§ **DATA ENTRIES**
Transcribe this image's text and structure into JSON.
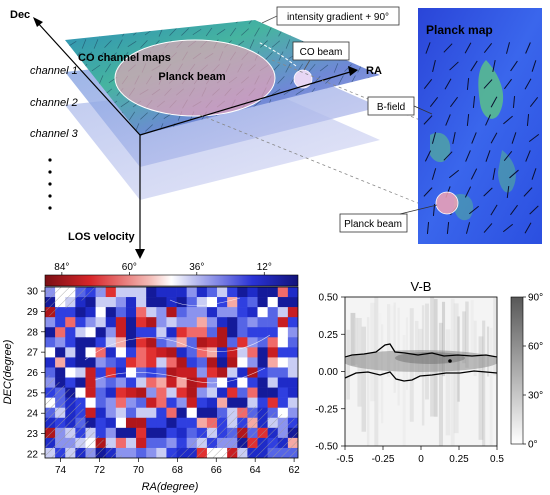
{
  "schematic": {
    "axis_dec": "Dec",
    "axis_ra": "RA",
    "axis_los": "LOS velocity",
    "title": "CO channel maps",
    "channels": [
      "channel 1",
      "channel 2",
      "channel 3"
    ],
    "planck_beam_label": "Planck beam",
    "callout_gradient": "intensity gradient + 90°",
    "callout_co_beam": "CO beam"
  },
  "planck_panel": {
    "title": "Planck map",
    "callout_bfield": "B-field",
    "callout_beam": "Planck beam"
  },
  "colors": {
    "planck_blue": "#2f56e6",
    "planck_green": "#58c27a",
    "map_blue": "#1f2fd0",
    "map_red": "#d8262a",
    "contour": "#000000"
  },
  "chart_data": [
    {
      "type": "heatmap",
      "title": "",
      "xlabel": "RA(degree)",
      "ylabel": "DEC(degree)",
      "xlim": [
        74.8,
        61.8
      ],
      "ylim": [
        21.8,
        30.2
      ],
      "xticks": [
        "74",
        "72",
        "70",
        "68",
        "66",
        "64",
        "62"
      ],
      "yticks": [
        "22",
        "23",
        "24",
        "25",
        "26",
        "27",
        "28",
        "29",
        "30"
      ],
      "colorbar": {
        "position": "top",
        "ticks": [
          "84°",
          "60°",
          "36°",
          "12°"
        ],
        "tick_values": [
          84,
          60,
          36,
          12
        ],
        "range": [
          90,
          0
        ]
      },
      "hatched_regions": [
        "upper-left corner",
        "lower-left",
        "lower-right"
      ]
    },
    {
      "type": "heatmap",
      "title": "V-B",
      "xlabel": "",
      "ylabel": "",
      "xlim": [
        -0.5,
        0.5
      ],
      "ylim": [
        -0.5,
        0.5
      ],
      "xticks": [
        "-0.5",
        "-0.25",
        "0",
        "0.25",
        "0.5"
      ],
      "yticks": [
        "-0.50",
        "-0.25",
        "0.00",
        "0.25",
        "0.50"
      ],
      "colorbar": {
        "position": "right",
        "ticks": [
          "0°",
          "30°",
          "60°",
          "90°"
        ],
        "tick_values": [
          0,
          30,
          60,
          90
        ],
        "range": [
          0,
          90
        ]
      }
    }
  ]
}
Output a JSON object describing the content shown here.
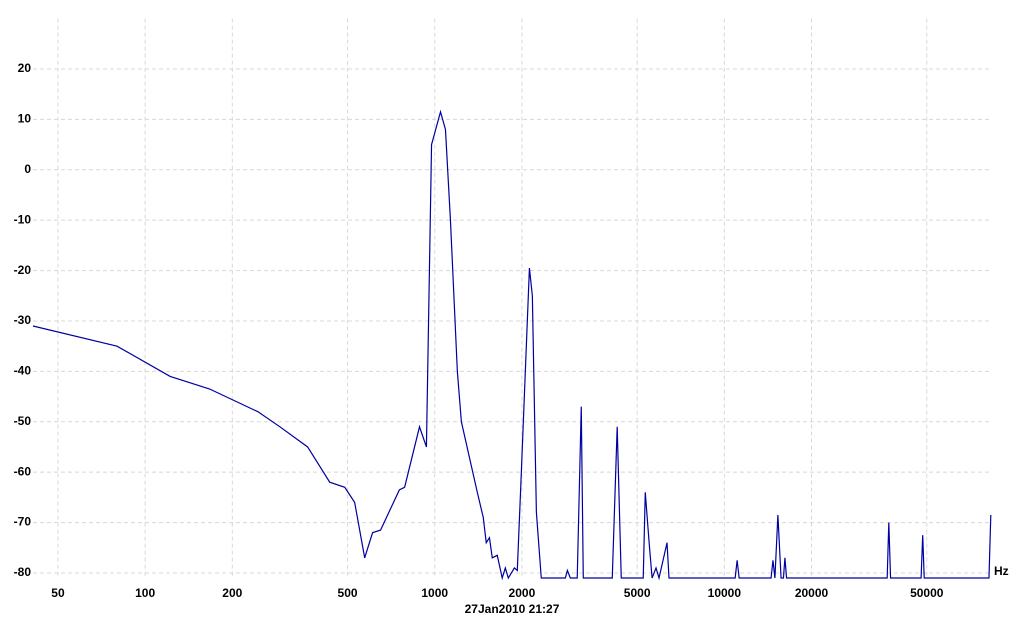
{
  "chart_data": {
    "type": "line",
    "x_unit": "Hz",
    "timestamp": "27Jan2010  21:27",
    "x": [
      41,
      80,
      122,
      167,
      245,
      292,
      364,
      434,
      489,
      529,
      573,
      610,
      650,
      755,
      787,
      886,
      936,
      975,
      1047,
      1089,
      1133,
      1197,
      1236,
      1403,
      1471,
      1506,
      1545,
      1580,
      1644,
      1710,
      1753,
      1795,
      1884,
      1928,
      1991,
      2123,
      2173,
      2244,
      2333,
      2825,
      2871,
      2939,
      3105,
      3206,
      3258,
      4102,
      4266,
      4406,
      5248,
      5333,
      5500,
      5630,
      5810,
      5950,
      6340,
      6440,
      10900,
      11070,
      11250,
      14500,
      14720,
      14950,
      15310,
      15700,
      16000,
      16190,
      16400,
      36500,
      36980,
      37500,
      47800,
      48420,
      49000,
      82000,
      83200
    ],
    "values": [
      -31,
      -35,
      -41,
      -43.5,
      -48,
      -51,
      -55,
      -62,
      -63,
      -66,
      -77,
      -72,
      -71.5,
      -63.5,
      -63,
      -51,
      -55,
      5,
      11.5,
      8,
      -10,
      -40,
      -50,
      -64,
      -69,
      -74,
      -73,
      -77,
      -76.5,
      -81,
      -79,
      -81,
      -79,
      -79.5,
      -60,
      -19.5,
      -25,
      -68,
      -81,
      -81,
      -79.5,
      -81,
      -81,
      -47,
      -81,
      -81,
      -51,
      -81,
      -81,
      -64,
      -74,
      -81,
      -79,
      -81,
      -74,
      -81,
      -81,
      -77.5,
      -81,
      -81,
      -77.5,
      -81,
      -68.5,
      -81,
      -81,
      -77,
      -81,
      -81,
      -70,
      -81,
      -81,
      -72.5,
      -81,
      -81,
      -68.5
    ],
    "color": "#0000a0",
    "log_x": true,
    "xlim": [
      41,
      84000
    ],
    "ylim": [
      -81,
      30
    ],
    "xticks": [
      50,
      100,
      200,
      500,
      1000,
      2000,
      5000,
      10000,
      20000,
      50000
    ],
    "yticks": [
      -80,
      -70,
      -60,
      -50,
      -40,
      -30,
      -20,
      -10,
      0,
      10,
      20
    ],
    "grid": true
  }
}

§ **EXERCISE**
Check every line of the entries above for the word "title" and report how many lines contain it, giving the number only.

§ **THE OUTPUT**
4